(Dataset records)
- - -

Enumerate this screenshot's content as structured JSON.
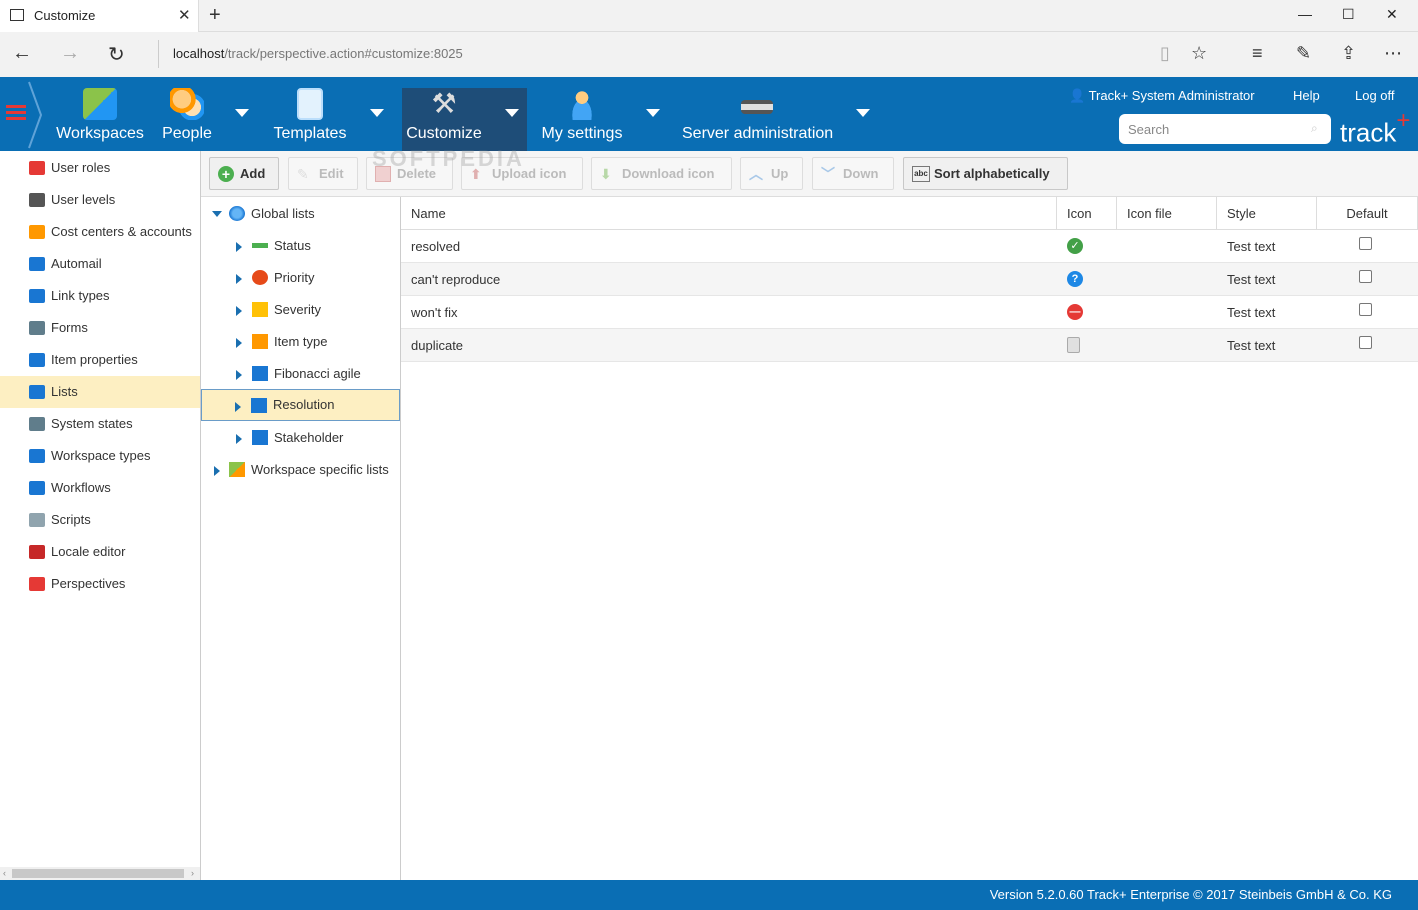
{
  "browser": {
    "tab_title": "Customize",
    "new_tab": "+",
    "url_host": "localhost",
    "url_path": "/track/perspective.action#customize:8025"
  },
  "header": {
    "nav": [
      {
        "label": "Workspaces",
        "icon": "workspaces-icon"
      },
      {
        "label": "People",
        "icon": "people-icon"
      },
      {
        "label": "Templates",
        "icon": "templates-icon"
      },
      {
        "label": "Customize",
        "icon": "customize-icon"
      },
      {
        "label": "My settings",
        "icon": "my-settings-icon"
      },
      {
        "label": "Server administration",
        "icon": "server-icon"
      }
    ],
    "user": "Track+ System Administrator",
    "help": "Help",
    "logoff": "Log off",
    "search_placeholder": "Search",
    "logo_text": "track",
    "logo_plus": "+",
    "colors": {
      "bar": "#0a6eb4",
      "active_nav": "#1e4d78",
      "accent": "#e53935"
    }
  },
  "sidebar": {
    "items": [
      {
        "label": "User roles",
        "icon": "user-roles-icon"
      },
      {
        "label": "User levels",
        "icon": "user-levels-icon"
      },
      {
        "label": "Cost centers & accounts",
        "icon": "cost-centers-icon"
      },
      {
        "label": "Automail",
        "icon": "automail-icon"
      },
      {
        "label": "Link types",
        "icon": "link-types-icon"
      },
      {
        "label": "Forms",
        "icon": "forms-icon"
      },
      {
        "label": "Item properties",
        "icon": "item-properties-icon"
      },
      {
        "label": "Lists",
        "icon": "lists-icon",
        "active": true
      },
      {
        "label": "System states",
        "icon": "system-states-icon"
      },
      {
        "label": "Workspace types",
        "icon": "workspace-types-icon"
      },
      {
        "label": "Workflows",
        "icon": "workflows-icon"
      },
      {
        "label": "Scripts",
        "icon": "scripts-icon"
      },
      {
        "label": "Locale editor",
        "icon": "locale-editor-icon"
      },
      {
        "label": "Perspectives",
        "icon": "perspectives-icon"
      }
    ]
  },
  "toolbar": {
    "add": "Add",
    "edit": "Edit",
    "delete": "Delete",
    "upload_icon": "Upload icon",
    "download_icon": "Download icon",
    "up": "Up",
    "down": "Down",
    "sort": "Sort alphabetically",
    "sort_icon_text": "abc"
  },
  "tree": {
    "root": "Global lists",
    "children": [
      "Status",
      "Priority",
      "Severity",
      "Item type",
      "Fibonacci agile",
      "Resolution",
      "Stakeholder"
    ],
    "selected": "Resolution",
    "workspace_lists": "Workspace specific lists"
  },
  "grid": {
    "columns": [
      "Name",
      "Icon",
      "Icon file",
      "Style",
      "Default"
    ],
    "rows": [
      {
        "name": "resolved",
        "icon": "check-icon",
        "style": "Test text",
        "default": false
      },
      {
        "name": "can't reproduce",
        "icon": "question-icon",
        "style": "Test text",
        "default": false
      },
      {
        "name": "won't fix",
        "icon": "no-entry-icon",
        "style": "Test text",
        "default": false
      },
      {
        "name": "duplicate",
        "icon": "duplicate-icon",
        "style": "Test text",
        "default": false
      }
    ]
  },
  "footer": {
    "text": "Version 5.2.0.60 Track+ Enterprise  © 2017 Steinbeis GmbH & Co. KG"
  },
  "watermark": "SOFTPEDIA"
}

- - -

> Instruction: Skipping the pictures, transcribe each line above exactly as it appears.

> The answer:
Enumerate this screenshot's content as structured JSON.
{
  "browser": {
    "tab_title": "Customize",
    "new_tab": "+",
    "url_host": "localhost",
    "url_path": "/track/perspective.action#customize:8025"
  },
  "header": {
    "nav": [
      {
        "label": "Workspaces",
        "icon": "workspaces-icon"
      },
      {
        "label": "People",
        "icon": "people-icon"
      },
      {
        "label": "Templates",
        "icon": "templates-icon"
      },
      {
        "label": "Customize",
        "icon": "customize-icon"
      },
      {
        "label": "My settings",
        "icon": "my-settings-icon"
      },
      {
        "label": "Server administration",
        "icon": "server-icon"
      }
    ],
    "user": "Track+ System Administrator",
    "help": "Help",
    "logoff": "Log off",
    "search_placeholder": "Search",
    "logo_text": "track",
    "logo_plus": "+",
    "colors": {
      "bar": "#0a6eb4",
      "active_nav": "#1e4d78",
      "accent": "#e53935"
    }
  },
  "sidebar": {
    "items": [
      {
        "label": "User roles",
        "icon": "user-roles-icon"
      },
      {
        "label": "User levels",
        "icon": "user-levels-icon"
      },
      {
        "label": "Cost centers & accounts",
        "icon": "cost-centers-icon"
      },
      {
        "label": "Automail",
        "icon": "automail-icon"
      },
      {
        "label": "Link types",
        "icon": "link-types-icon"
      },
      {
        "label": "Forms",
        "icon": "forms-icon"
      },
      {
        "label": "Item properties",
        "icon": "item-properties-icon"
      },
      {
        "label": "Lists",
        "icon": "lists-icon",
        "active": true
      },
      {
        "label": "System states",
        "icon": "system-states-icon"
      },
      {
        "label": "Workspace types",
        "icon": "workspace-types-icon"
      },
      {
        "label": "Workflows",
        "icon": "workflows-icon"
      },
      {
        "label": "Scripts",
        "icon": "scripts-icon"
      },
      {
        "label": "Locale editor",
        "icon": "locale-editor-icon"
      },
      {
        "label": "Perspectives",
        "icon": "perspectives-icon"
      }
    ]
  },
  "toolbar": {
    "add": "Add",
    "edit": "Edit",
    "delete": "Delete",
    "upload_icon": "Upload icon",
    "download_icon": "Download icon",
    "up": "Up",
    "down": "Down",
    "sort": "Sort alphabetically",
    "sort_icon_text": "abc"
  },
  "tree": {
    "root": "Global lists",
    "children": [
      "Status",
      "Priority",
      "Severity",
      "Item type",
      "Fibonacci agile",
      "Resolution",
      "Stakeholder"
    ],
    "selected": "Resolution",
    "workspace_lists": "Workspace specific lists"
  },
  "grid": {
    "columns": [
      "Name",
      "Icon",
      "Icon file",
      "Style",
      "Default"
    ],
    "rows": [
      {
        "name": "resolved",
        "icon": "check-icon",
        "style": "Test text",
        "default": false
      },
      {
        "name": "can't reproduce",
        "icon": "question-icon",
        "style": "Test text",
        "default": false
      },
      {
        "name": "won't fix",
        "icon": "no-entry-icon",
        "style": "Test text",
        "default": false
      },
      {
        "name": "duplicate",
        "icon": "duplicate-icon",
        "style": "Test text",
        "default": false
      }
    ]
  },
  "footer": {
    "text": "Version 5.2.0.60 Track+ Enterprise  © 2017 Steinbeis GmbH & Co. KG"
  },
  "watermark": "SOFTPEDIA"
}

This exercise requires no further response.